Comb through the entries for "value" and pull out each line that holds it.
### Records for this exercise ###
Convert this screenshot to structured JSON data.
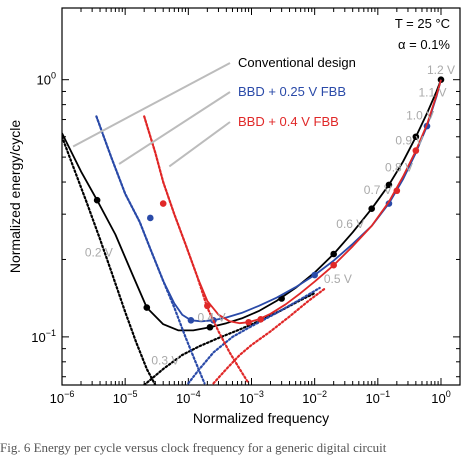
{
  "chart_data": {
    "type": "line",
    "title": "",
    "xlabel": "Normalized frequency",
    "ylabel": "Normalized energy/cycle",
    "x_scale": "log",
    "y_scale": "log",
    "xlim": [
      1e-06,
      2
    ],
    "ylim": [
      0.065,
      1.9
    ],
    "grid": false,
    "x_ticks": [
      {
        "value": 1e-06,
        "base": "10",
        "exp": "−6"
      },
      {
        "value": 1e-05,
        "base": "10",
        "exp": "−5"
      },
      {
        "value": 0.0001,
        "base": "10",
        "exp": "−4"
      },
      {
        "value": 0.001,
        "base": "10",
        "exp": "−3"
      },
      {
        "value": 0.01,
        "base": "10",
        "exp": "−2"
      },
      {
        "value": 0.1,
        "base": "10",
        "exp": "−1"
      },
      {
        "value": 1,
        "base": "10",
        "exp": "0"
      }
    ],
    "y_ticks": [
      {
        "value": 0.1,
        "base": "10",
        "exp": "−1"
      },
      {
        "value": 1,
        "base": "10",
        "exp": "0"
      }
    ],
    "conditions": [
      "T = 25 °C",
      "α = 0.1%"
    ],
    "series": [
      {
        "name": "Conventional design",
        "color": "#000000",
        "total_x": [
          1e-06,
          2e-06,
          3.6e-06,
          7e-06,
          1.3e-05,
          2.2e-05,
          4e-05,
          7e-05,
          0.00012,
          0.00022,
          0.0004,
          0.0007,
          0.0013,
          0.0025,
          0.005,
          0.01,
          0.02,
          0.04,
          0.08,
          0.15,
          0.25,
          0.4,
          0.6,
          0.85,
          1.0
        ],
        "total_y": [
          0.62,
          0.44,
          0.34,
          0.25,
          0.175,
          0.13,
          0.112,
          0.106,
          0.106,
          0.109,
          0.113,
          0.118,
          0.126,
          0.138,
          0.155,
          0.178,
          0.21,
          0.255,
          0.315,
          0.39,
          0.48,
          0.6,
          0.74,
          0.9,
          1.0
        ],
        "points_x": [
          3.6e-06,
          2.2e-05,
          0.00022,
          0.003,
          0.02,
          0.08,
          0.15,
          0.4,
          1.0
        ],
        "points_y": [
          0.34,
          0.13,
          0.109,
          0.141,
          0.21,
          0.315,
          0.39,
          0.6,
          1.0
        ],
        "leakage_x": [
          1e-06,
          1.5e-06,
          2.5e-06,
          4e-06,
          6e-06,
          1e-05,
          1.5e-05,
          2.2e-05,
          3e-05
        ],
        "leakage_y": [
          0.6,
          0.46,
          0.33,
          0.24,
          0.18,
          0.125,
          0.095,
          0.075,
          0.065
        ],
        "dynamic_x": [
          2e-05,
          4e-05,
          8e-05,
          0.00015,
          0.0003,
          0.0006,
          0.0012,
          0.003,
          0.006,
          0.01
        ],
        "dynamic_y": [
          0.065,
          0.075,
          0.085,
          0.092,
          0.099,
          0.106,
          0.114,
          0.127,
          0.139,
          0.148
        ]
      },
      {
        "name": "BBD + 0.25 V FBB",
        "color": "#2a4aa8",
        "total_x": [
          3.5e-06,
          6e-06,
          1e-05,
          1.7e-05,
          2.5e-05,
          4e-05,
          6e-05,
          8e-05,
          0.00011,
          0.00016,
          0.00025,
          0.0004,
          0.0007,
          0.0013,
          0.0025,
          0.005,
          0.01,
          0.02,
          0.04,
          0.08,
          0.15,
          0.25,
          0.4,
          0.6,
          0.85,
          1.0
        ],
        "total_y": [
          0.72,
          0.5,
          0.36,
          0.28,
          0.22,
          0.165,
          0.135,
          0.122,
          0.116,
          0.115,
          0.116,
          0.119,
          0.124,
          0.132,
          0.142,
          0.156,
          0.174,
          0.198,
          0.23,
          0.27,
          0.33,
          0.41,
          0.52,
          0.66,
          0.86,
          1.0
        ],
        "points_x": [
          2.5e-05,
          0.00011,
          0.00025,
          0.01,
          0.15,
          0.6
        ],
        "points_y": [
          0.29,
          0.116,
          0.116,
          0.174,
          0.33,
          0.66
        ],
        "leakage_x": [
          3.5e-06,
          6e-06,
          1e-05,
          1.7e-05,
          2.5e-05,
          4e-05,
          6e-05,
          9e-05,
          0.00013,
          0.00018
        ],
        "leakage_y": [
          0.72,
          0.5,
          0.36,
          0.28,
          0.22,
          0.165,
          0.13,
          0.1,
          0.08,
          0.066
        ],
        "dynamic_x": [
          0.0001,
          0.00015,
          0.00025,
          0.0005,
          0.001,
          0.0025,
          0.006,
          0.012
        ],
        "dynamic_y": [
          0.066,
          0.075,
          0.087,
          0.1,
          0.11,
          0.124,
          0.14,
          0.155
        ]
      },
      {
        "name": "BBD + 0.4 V FBB",
        "color": "#e02828",
        "total_x": [
          2e-05,
          3e-05,
          4e-05,
          6e-05,
          9e-05,
          0.00014,
          0.0002,
          0.0003,
          0.00045,
          0.00065,
          0.0009,
          0.0013,
          0.002,
          0.0035,
          0.006,
          0.01,
          0.02,
          0.04,
          0.08,
          0.15,
          0.25,
          0.4,
          0.6,
          0.85,
          1.0
        ],
        "total_y": [
          0.72,
          0.52,
          0.4,
          0.3,
          0.23,
          0.17,
          0.138,
          0.122,
          0.115,
          0.113,
          0.114,
          0.117,
          0.123,
          0.134,
          0.148,
          0.164,
          0.19,
          0.225,
          0.27,
          0.335,
          0.42,
          0.53,
          0.67,
          0.87,
          1.0
        ],
        "points_x": [
          4e-05,
          0.0002,
          0.0009,
          0.0014,
          0.02,
          0.2,
          0.4
        ],
        "points_y": [
          0.33,
          0.132,
          0.114,
          0.117,
          0.19,
          0.37,
          0.53
        ],
        "leakage_x": [
          2e-05,
          3e-05,
          4e-05,
          6e-05,
          9e-05,
          0.00014,
          0.0002,
          0.0003,
          0.00045,
          0.00065,
          0.0009
        ],
        "leakage_y": [
          0.72,
          0.52,
          0.4,
          0.3,
          0.23,
          0.17,
          0.13,
          0.105,
          0.087,
          0.075,
          0.066
        ],
        "dynamic_x": [
          0.00025,
          0.0004,
          0.00065,
          0.001,
          0.002,
          0.004,
          0.008,
          0.015
        ],
        "dynamic_y": [
          0.066,
          0.075,
          0.085,
          0.093,
          0.105,
          0.12,
          0.138,
          0.155
        ]
      }
    ],
    "legend": {
      "placement": "top-center"
    },
    "voltage_labels": [
      {
        "text": "0.2 V",
        "x": 2.3e-06,
        "y": 0.205
      },
      {
        "text": "0.3 V",
        "x": 2.6e-05,
        "y": 0.078
      },
      {
        "text": "0.4 V",
        "x": 0.00014,
        "y": 0.115
      },
      {
        "text": "0.5 V",
        "x": 0.014,
        "y": 0.162
      },
      {
        "text": "0.6 V",
        "x": 0.022,
        "y": 0.265
      },
      {
        "text": "0.7 V",
        "x": 0.06,
        "y": 0.36
      },
      {
        "text": "0.8 V",
        "x": 0.13,
        "y": 0.44
      },
      {
        "text": "0.9 V",
        "x": 0.19,
        "y": 0.56
      },
      {
        "text": "1.0 V",
        "x": 0.28,
        "y": 0.7
      },
      {
        "text": "1.1 V",
        "x": 0.44,
        "y": 0.86
      },
      {
        "text": "1.2 V",
        "x": 0.6,
        "y": 1.05
      }
    ]
  },
  "caption": "Fig. 6    Energy per cycle versus clock frequency for a generic digital circuit"
}
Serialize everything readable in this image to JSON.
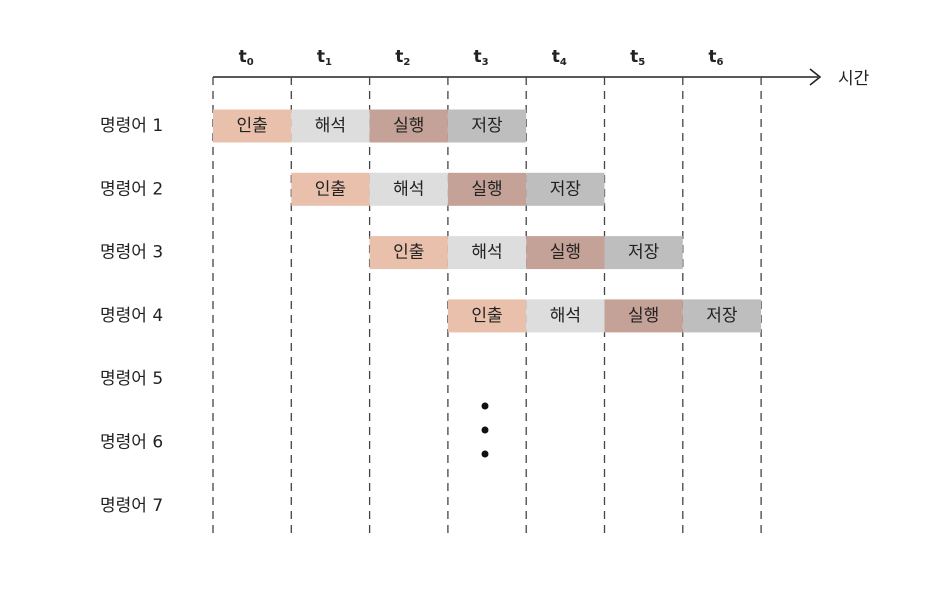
{
  "axis_label": "시간",
  "time_labels": [
    {
      "main": "t",
      "sub": "0"
    },
    {
      "main": "t",
      "sub": "1"
    },
    {
      "main": "t",
      "sub": "2"
    },
    {
      "main": "t",
      "sub": "3"
    },
    {
      "main": "t",
      "sub": "4"
    },
    {
      "main": "t",
      "sub": "5"
    },
    {
      "main": "t",
      "sub": "6"
    }
  ],
  "stages": [
    {
      "name": "인출",
      "color": "#e9c0ab"
    },
    {
      "name": "해석",
      "color": "#dddddd"
    },
    {
      "name": "실행",
      "color": "#c5a297"
    },
    {
      "name": "저장",
      "color": "#bebebe"
    }
  ],
  "rows": [
    {
      "label": "명령어 1",
      "start": 0
    },
    {
      "label": "명령어 2",
      "start": 1
    },
    {
      "label": "명령어 3",
      "start": 2
    },
    {
      "label": "명령어 4",
      "start": 3
    },
    {
      "label": "명령어 5",
      "start": null
    },
    {
      "label": "명령어 6",
      "start": null
    },
    {
      "label": "명령어 7",
      "start": null
    }
  ]
}
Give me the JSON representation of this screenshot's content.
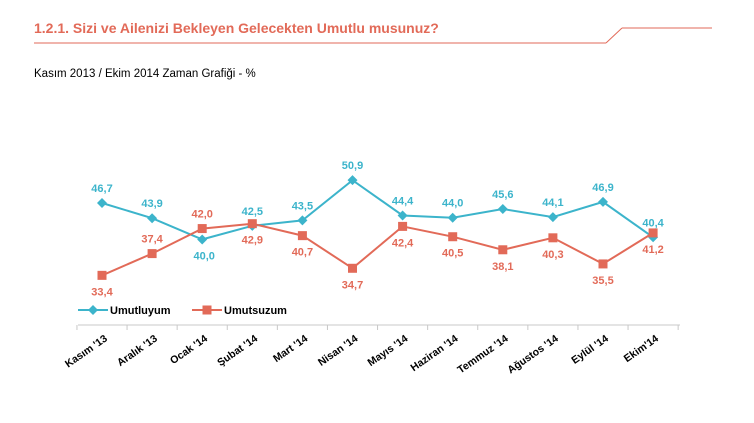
###
Worked solution:
        "value": 1e-06,
        "value": 1e-05,
        "value": 0.0001,
        "value": 0.001,
        "value": 0.01,
        "value": 0.1,
        "value": 1,
        "value": 0.1,
        "value": 1,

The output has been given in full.